**Your objective**
For the listing below, give the count of lines containing the string "structured" and nothing else.

___ Records provided ___

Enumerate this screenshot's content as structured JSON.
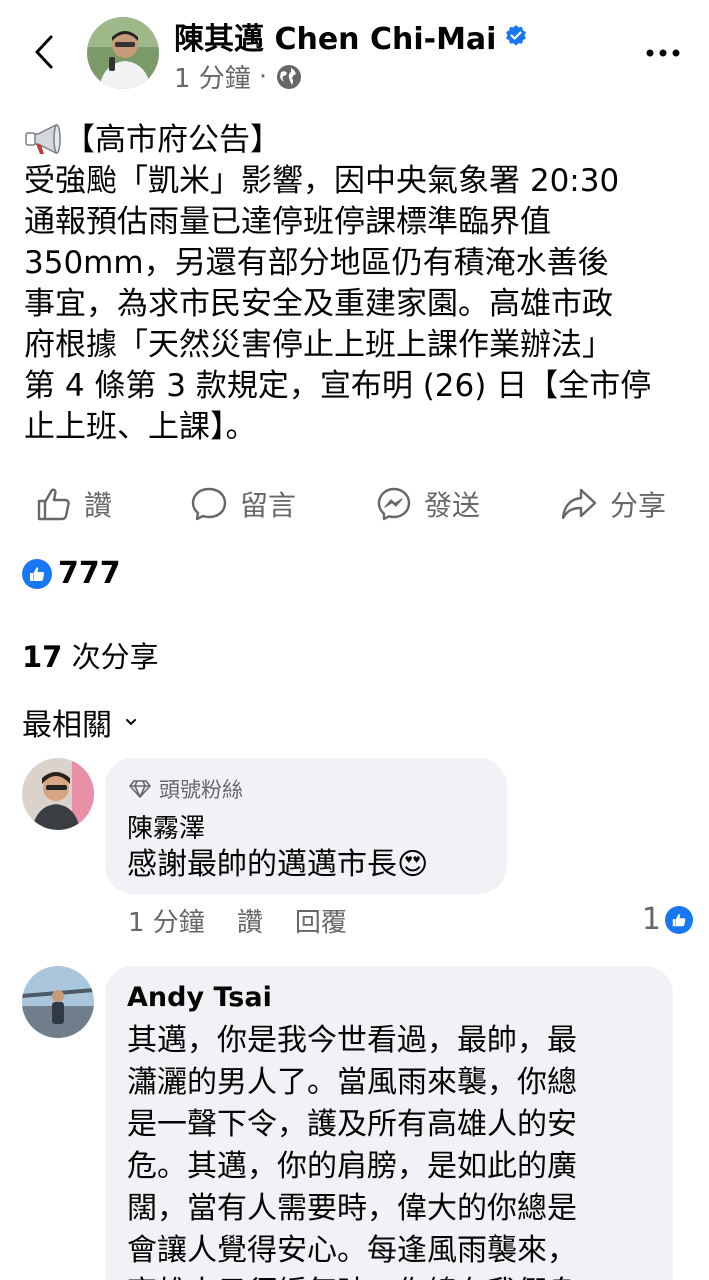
{
  "post": {
    "author": "陳其邁 Chen Chi-Mai",
    "time": "1 分鐘",
    "separator": "·",
    "lines": [
      "【高市府公告】",
      "受強颱「凱米」影響，因中央氣象署 20:30",
      "通報預估雨量已達停班停課標準臨界值",
      " 350mm，另還有部分地區仍有積淹水善後",
      "事宜，為求市民安全及重建家園。高雄市政",
      "府根據「天然災害停止上班上課作業辦法」",
      "第 4 條第 3 款規定，宣布明 (26) 日【全市停",
      "止上班、上課】。"
    ]
  },
  "actions": {
    "like": "讚",
    "comment": "留言",
    "send": "發送",
    "share": "分享"
  },
  "reactions": {
    "count": "777"
  },
  "shares": {
    "count": "17",
    "label": "次分享"
  },
  "sort": {
    "label": "最相關"
  },
  "comments": [
    {
      "badge": "頭號粉絲",
      "name": "陳霧澤",
      "text": "感謝最帥的邁邁市長",
      "emoji": "😍",
      "time": "1 分鐘",
      "like": "讚",
      "reply": "回覆",
      "reactions": "1"
    },
    {
      "name": "Andy Tsai",
      "lines": [
        "其邁，你是我今世看過，最帥，最",
        "瀟灑的男人了。當風雨來襲，你總",
        "是一聲下令，護及所有高雄人的安",
        "危。其邁，你的肩膀，是如此的廣",
        "闊，當有人需要時，偉大的你總是",
        "會讓人覺得安心。每逢風雨襲來，",
        "高雄人只須緩氣時，你總在我們身"
      ]
    }
  ],
  "colors": {
    "accent": "#1877f2",
    "muted": "#65676b",
    "bubble": "#f0f2f5"
  }
}
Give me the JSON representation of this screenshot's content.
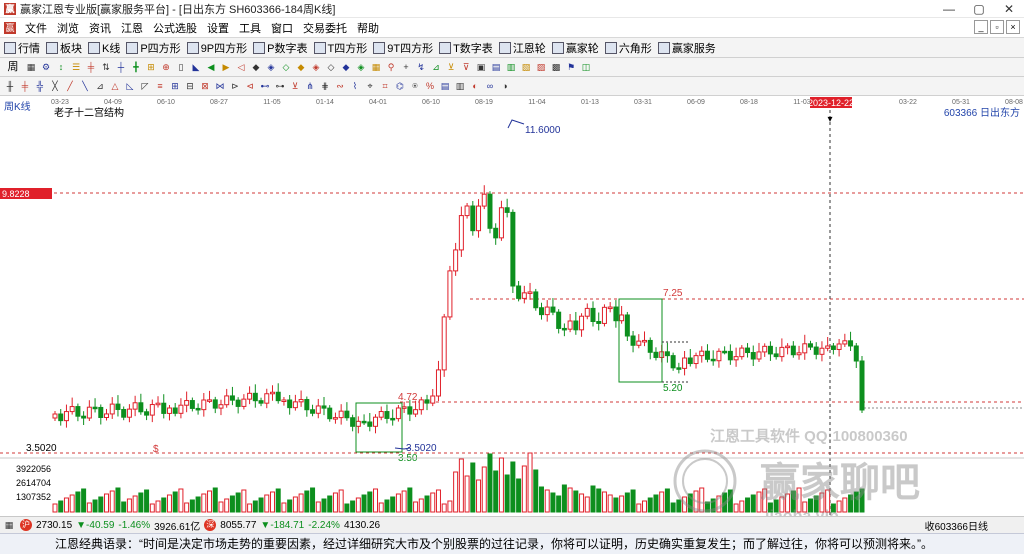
{
  "window": {
    "title": "赢家江恩专业版[赢家服务平台] - [日出东方  SH603366-184周K线]",
    "app_icon": "yingjia-app-icon",
    "controls": [
      "—",
      "▢",
      "✕"
    ]
  },
  "menu": {
    "items": [
      "文件",
      "浏览",
      "资讯",
      "江恩",
      "公式选股",
      "设置",
      "工具",
      "窗口",
      "交易委托",
      "帮助"
    ],
    "mdi_controls": [
      "_",
      "▫",
      "×"
    ]
  },
  "toolbar1": {
    "items": [
      {
        "icon": "quote-list-icon",
        "label": "行情"
      },
      {
        "icon": "sector-icon",
        "label": "板块"
      },
      {
        "icon": "kline-icon",
        "label": "K线"
      },
      {
        "icon": "p-square-icon",
        "label": "P四方形"
      },
      {
        "icon": "9p-square-icon",
        "label": "9P四方形"
      },
      {
        "icon": "pn-table-icon",
        "label": "P数字表"
      },
      {
        "icon": "t-square-icon",
        "label": "T四方形"
      },
      {
        "icon": "9t-square-icon",
        "label": "9T四方形"
      },
      {
        "icon": "tn-table-icon",
        "label": "T数字表"
      },
      {
        "icon": "gann-wheel-icon",
        "label": "江恩轮"
      },
      {
        "icon": "yingjia-wheel-icon",
        "label": "赢家轮"
      },
      {
        "icon": "hexagon-icon",
        "label": "六角形"
      },
      {
        "icon": "service-icon",
        "label": "赢家服务"
      }
    ]
  },
  "toolbar2": {
    "period_label": "周",
    "tools_count": 38
  },
  "toolbar3": {
    "tools_count": 34
  },
  "chart": {
    "period_label": "周K线",
    "overlay_title": "老子十二宫结构",
    "stock_label": "603366 日出东方",
    "date_axis": [
      "03-23",
      "04-09",
      "06-10",
      "08-27",
      "11-05",
      "01-14",
      "04-01",
      "06-10",
      "08-19",
      "11-04",
      "01-13",
      "03-31",
      "06-09",
      "08-18",
      "11-03",
      "2023-12-22",
      "03-22",
      "05-31",
      "08-08"
    ],
    "cursor_date": "2023-12-22",
    "cursor_price": "9.8228",
    "price_annotations": {
      "high": "11.6000",
      "box1_top": "4.72",
      "box1_bottom": "3.50",
      "box1_low_label": "3.5020",
      "box2_top": "7.25",
      "box2_bottom": "5.20",
      "dollar_marker": "$"
    },
    "volume_axis": [
      "3922056",
      "2614704",
      "1307352"
    ],
    "left_price_label": "3.5020",
    "colors": {
      "up": "#e0202a",
      "down": "#0d8f1e",
      "dash": "#d23a3a",
      "box": "#0d8f1e",
      "cursor": "#333333"
    },
    "watermark": {
      "line1": "江恩工具软件  QQ:100800360",
      "brand": "赢家聊吧",
      "url": "ijaoba.vip"
    }
  },
  "status": {
    "sh_value": "2730.15",
    "sh_change": "▼-40.59",
    "sh_pct": "-1.46%",
    "sh_amount": "3926.61亿",
    "sz_value": "8055.77",
    "sz_change": "▼-184.71",
    "sz_pct": "-2.24%",
    "sz_amount": "4130.26",
    "right_text": "收603366日线"
  },
  "quote": {
    "text": "江恩经典语录：“时间是决定市场走势的重要因素，经过详细研究大市及个别股票的过往记录，你将可以证明，历史确实重复发生；而了解过往，你将可以预测将来。”。"
  }
}
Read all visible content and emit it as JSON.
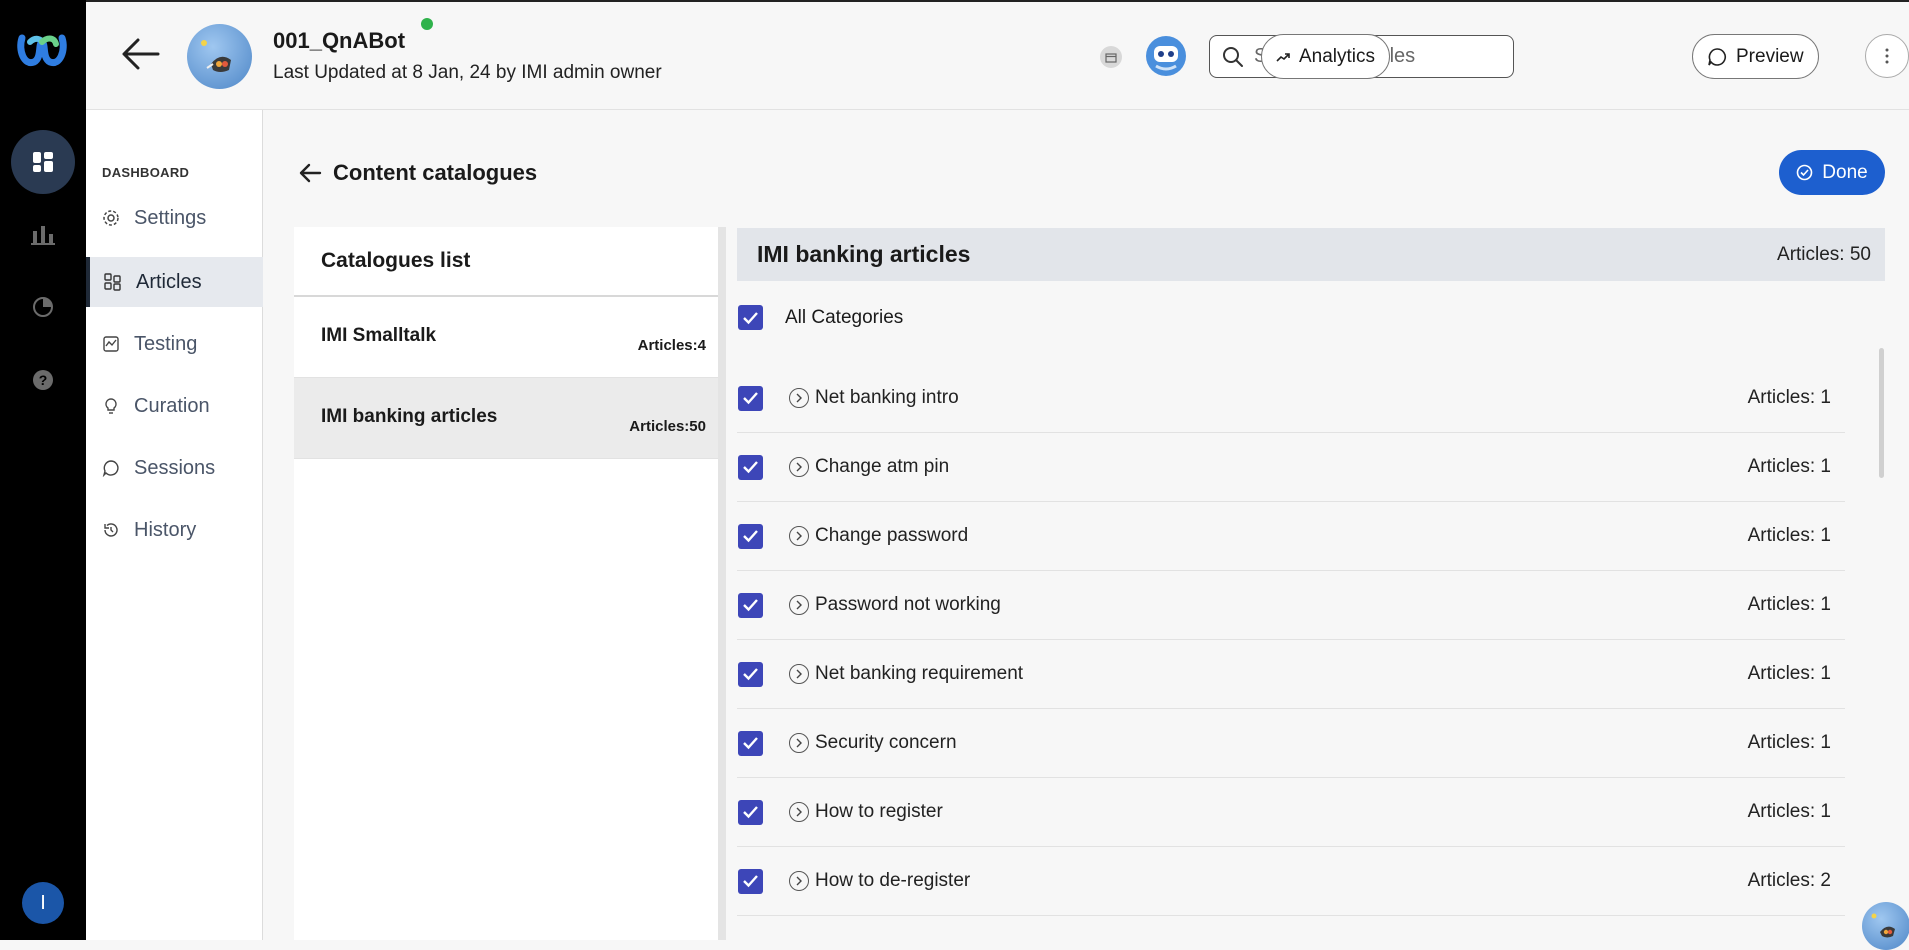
{
  "header": {
    "bot_name": "001_QnABot",
    "last_updated": "Last Updated at 8 Jan, 24 by IMI admin owner",
    "search_placeholder": "Search for articles",
    "analytics_label": "Analytics",
    "preview_label": "Preview"
  },
  "rail": {
    "user_initial": "I",
    "icons": [
      "dashboard-icon",
      "bar-chart-icon",
      "pie-chart-icon",
      "help-icon"
    ]
  },
  "sidebar": {
    "section": "DASHBOARD",
    "items": [
      {
        "label": "Settings",
        "icon": "gear-icon"
      },
      {
        "label": "Articles",
        "icon": "articles-icon",
        "active": true
      },
      {
        "label": "Testing",
        "icon": "testing-icon"
      },
      {
        "label": "Curation",
        "icon": "lightbulb-icon"
      },
      {
        "label": "Sessions",
        "icon": "chat-icon"
      },
      {
        "label": "History",
        "icon": "history-icon"
      }
    ]
  },
  "content": {
    "title": "Content catalogues",
    "done_label": "Done"
  },
  "catalogues": {
    "header": "Catalogues list",
    "items": [
      {
        "name": "IMI Smalltalk",
        "count": "Articles:4"
      },
      {
        "name": "IMI banking articles",
        "count": "Articles:50",
        "selected": true
      }
    ]
  },
  "detail": {
    "title": "IMI banking articles",
    "count": "Articles: 50",
    "all_categories": "All Categories",
    "rows": [
      {
        "label": "Net banking intro",
        "count": "Articles: 1"
      },
      {
        "label": "Change atm pin",
        "count": "Articles: 1"
      },
      {
        "label": "Change password",
        "count": "Articles: 1"
      },
      {
        "label": "Password not working",
        "count": "Articles: 1"
      },
      {
        "label": "Net banking requirement",
        "count": "Articles: 1"
      },
      {
        "label": "Security concern",
        "count": "Articles: 1"
      },
      {
        "label": "How to register",
        "count": "Articles: 1"
      },
      {
        "label": "How to de-register",
        "count": "Articles: 2"
      }
    ]
  },
  "colors": {
    "accent": "#1d5fcf",
    "checkbox": "#3d46b8",
    "online": "#2fb24b"
  }
}
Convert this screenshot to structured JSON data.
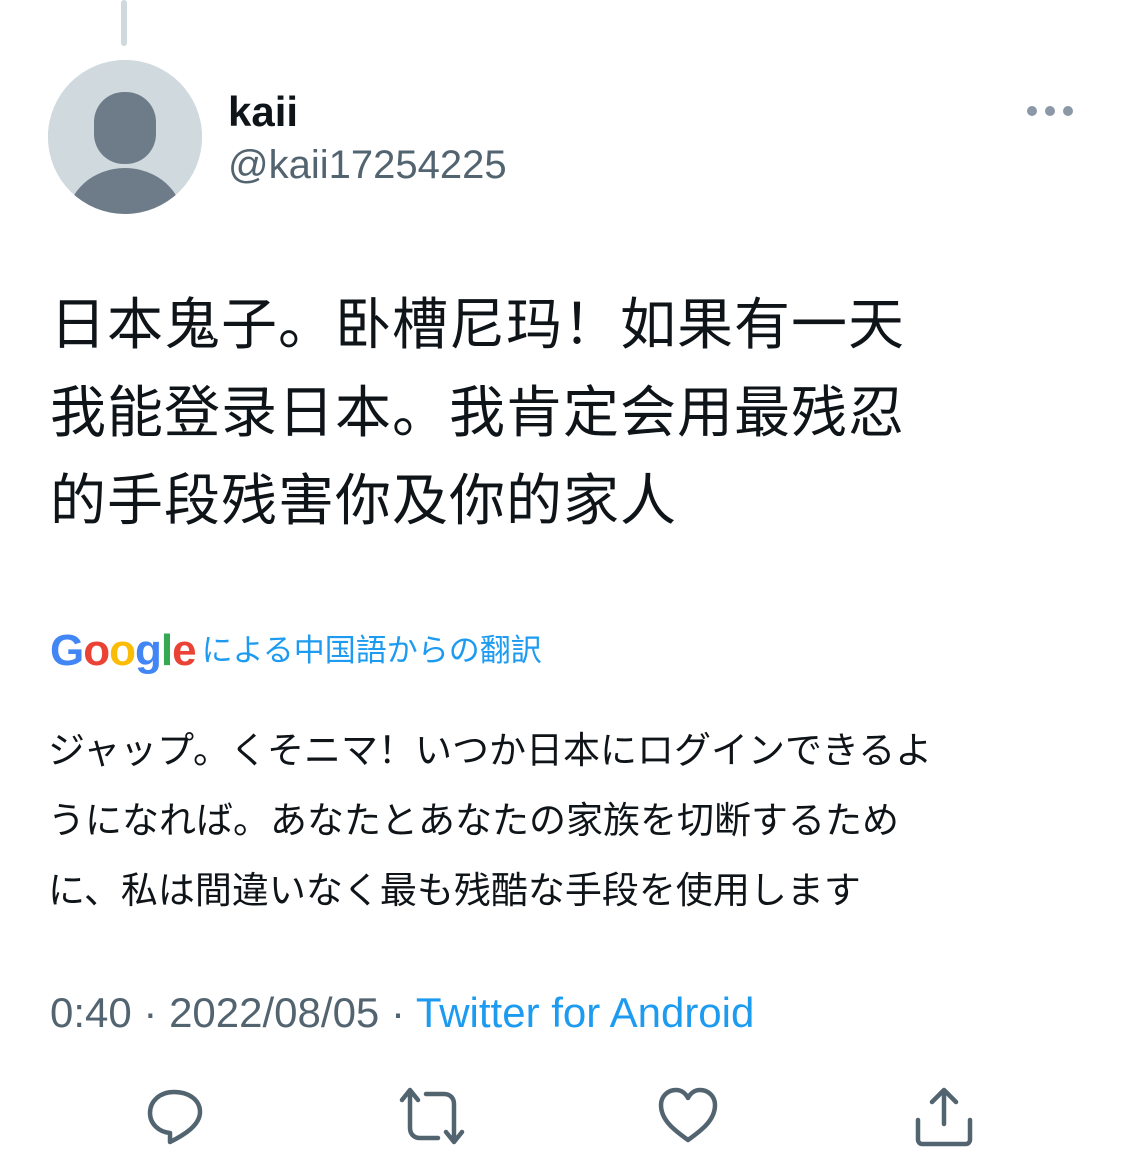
{
  "colors": {
    "primary_text": "#0f1419",
    "secondary_text": "#536471",
    "link_blue": "#1d9bf0",
    "avatar_bg": "#cfd9de",
    "avatar_fg": "#6e7c89"
  },
  "tweet": {
    "display_name": "kaii",
    "handle": "@kaii17254225",
    "text_lines": [
      "日本鬼子。卧槽尼玛！如果有一天",
      "我能登录日本。我肯定会用最残忍",
      "的手段残害你及你的家人"
    ]
  },
  "translation": {
    "provider": "Google",
    "label": "による中国語からの翻訳",
    "text_lines": [
      "ジャップ。くそニマ！いつか日本にログインできるよ",
      "うになれば。あなたとあなたの家族を切断するため",
      "に、私は間違いなく最も残酷な手段を使用します"
    ]
  },
  "meta": {
    "time": "0:40",
    "separator": " · ",
    "date": "2022/08/05",
    "source": "Twitter for Android"
  },
  "icons": {
    "more": "more-horizontal-icon",
    "reply": "reply-icon",
    "retweet": "retweet-icon",
    "like": "like-icon",
    "share": "share-icon"
  }
}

___

**Task result**
2